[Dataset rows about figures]
------------
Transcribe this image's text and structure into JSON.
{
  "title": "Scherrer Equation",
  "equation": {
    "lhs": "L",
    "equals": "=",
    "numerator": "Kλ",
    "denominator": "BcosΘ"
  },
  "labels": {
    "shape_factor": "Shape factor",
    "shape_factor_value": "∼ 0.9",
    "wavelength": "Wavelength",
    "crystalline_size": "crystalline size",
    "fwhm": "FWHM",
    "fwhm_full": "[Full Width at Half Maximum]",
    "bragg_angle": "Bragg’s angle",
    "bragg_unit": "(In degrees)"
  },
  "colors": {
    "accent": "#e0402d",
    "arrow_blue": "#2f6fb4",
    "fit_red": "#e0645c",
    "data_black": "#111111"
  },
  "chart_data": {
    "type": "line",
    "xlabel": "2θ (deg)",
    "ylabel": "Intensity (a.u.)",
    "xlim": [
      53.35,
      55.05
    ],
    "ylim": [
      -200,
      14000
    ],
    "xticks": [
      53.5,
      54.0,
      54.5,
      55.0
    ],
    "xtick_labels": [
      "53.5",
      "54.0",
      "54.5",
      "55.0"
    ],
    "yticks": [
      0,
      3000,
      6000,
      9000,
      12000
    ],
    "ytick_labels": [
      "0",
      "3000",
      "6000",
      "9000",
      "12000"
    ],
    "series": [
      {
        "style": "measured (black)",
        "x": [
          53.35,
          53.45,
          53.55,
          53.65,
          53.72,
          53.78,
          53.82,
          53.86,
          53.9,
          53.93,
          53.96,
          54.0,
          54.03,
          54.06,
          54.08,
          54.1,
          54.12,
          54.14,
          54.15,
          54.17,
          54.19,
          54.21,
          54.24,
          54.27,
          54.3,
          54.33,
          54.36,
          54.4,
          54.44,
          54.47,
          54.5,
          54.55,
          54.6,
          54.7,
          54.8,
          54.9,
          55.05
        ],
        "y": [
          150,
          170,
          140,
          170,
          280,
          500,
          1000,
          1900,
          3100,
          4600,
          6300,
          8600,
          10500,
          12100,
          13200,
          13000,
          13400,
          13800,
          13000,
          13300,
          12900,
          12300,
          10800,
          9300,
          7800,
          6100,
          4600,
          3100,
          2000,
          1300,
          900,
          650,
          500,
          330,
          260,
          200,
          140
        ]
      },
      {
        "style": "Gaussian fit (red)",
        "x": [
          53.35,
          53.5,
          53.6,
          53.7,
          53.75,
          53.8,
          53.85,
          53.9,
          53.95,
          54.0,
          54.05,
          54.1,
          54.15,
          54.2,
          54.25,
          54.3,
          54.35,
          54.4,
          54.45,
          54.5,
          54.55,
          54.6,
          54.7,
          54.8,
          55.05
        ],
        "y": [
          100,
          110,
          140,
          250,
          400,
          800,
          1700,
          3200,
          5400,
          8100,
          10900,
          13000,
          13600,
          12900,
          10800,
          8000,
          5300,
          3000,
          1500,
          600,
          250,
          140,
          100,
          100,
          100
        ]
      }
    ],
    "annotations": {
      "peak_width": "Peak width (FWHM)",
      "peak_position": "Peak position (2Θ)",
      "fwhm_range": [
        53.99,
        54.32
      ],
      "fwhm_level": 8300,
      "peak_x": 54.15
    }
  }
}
------------
### The problem
Copy out each line above, character for character.

### Answer to the problem
Transcribe this image's text and structure into JSON.
{
  "title": "Scherrer Equation",
  "equation": {
    "lhs": "L",
    "equals": "=",
    "numerator": "Kλ",
    "denominator": "BcosΘ"
  },
  "labels": {
    "shape_factor": "Shape factor",
    "shape_factor_value": "∼ 0.9",
    "wavelength": "Wavelength",
    "crystalline_size": "crystalline size",
    "fwhm": "FWHM",
    "fwhm_full": "[Full Width at Half Maximum]",
    "bragg_angle": "Bragg’s angle",
    "bragg_unit": "(In degrees)"
  },
  "colors": {
    "accent": "#e0402d",
    "arrow_blue": "#2f6fb4",
    "fit_red": "#e0645c",
    "data_black": "#111111"
  },
  "chart_data": {
    "type": "line",
    "xlabel": "2θ (deg)",
    "ylabel": "Intensity (a.u.)",
    "xlim": [
      53.35,
      55.05
    ],
    "ylim": [
      -200,
      14000
    ],
    "xticks": [
      53.5,
      54.0,
      54.5,
      55.0
    ],
    "xtick_labels": [
      "53.5",
      "54.0",
      "54.5",
      "55.0"
    ],
    "yticks": [
      0,
      3000,
      6000,
      9000,
      12000
    ],
    "ytick_labels": [
      "0",
      "3000",
      "6000",
      "9000",
      "12000"
    ],
    "series": [
      {
        "style": "measured (black)",
        "x": [
          53.35,
          53.45,
          53.55,
          53.65,
          53.72,
          53.78,
          53.82,
          53.86,
          53.9,
          53.93,
          53.96,
          54.0,
          54.03,
          54.06,
          54.08,
          54.1,
          54.12,
          54.14,
          54.15,
          54.17,
          54.19,
          54.21,
          54.24,
          54.27,
          54.3,
          54.33,
          54.36,
          54.4,
          54.44,
          54.47,
          54.5,
          54.55,
          54.6,
          54.7,
          54.8,
          54.9,
          55.05
        ],
        "y": [
          150,
          170,
          140,
          170,
          280,
          500,
          1000,
          1900,
          3100,
          4600,
          6300,
          8600,
          10500,
          12100,
          13200,
          13000,
          13400,
          13800,
          13000,
          13300,
          12900,
          12300,
          10800,
          9300,
          7800,
          6100,
          4600,
          3100,
          2000,
          1300,
          900,
          650,
          500,
          330,
          260,
          200,
          140
        ]
      },
      {
        "style": "Gaussian fit (red)",
        "x": [
          53.35,
          53.5,
          53.6,
          53.7,
          53.75,
          53.8,
          53.85,
          53.9,
          53.95,
          54.0,
          54.05,
          54.1,
          54.15,
          54.2,
          54.25,
          54.3,
          54.35,
          54.4,
          54.45,
          54.5,
          54.55,
          54.6,
          54.7,
          54.8,
          55.05
        ],
        "y": [
          100,
          110,
          140,
          250,
          400,
          800,
          1700,
          3200,
          5400,
          8100,
          10900,
          13000,
          13600,
          12900,
          10800,
          8000,
          5300,
          3000,
          1500,
          600,
          250,
          140,
          100,
          100,
          100
        ]
      }
    ],
    "annotations": {
      "peak_width": "Peak width (FWHM)",
      "peak_position": "Peak position (2Θ)",
      "fwhm_range": [
        53.99,
        54.32
      ],
      "fwhm_level": 8300,
      "peak_x": 54.15
    }
  }
}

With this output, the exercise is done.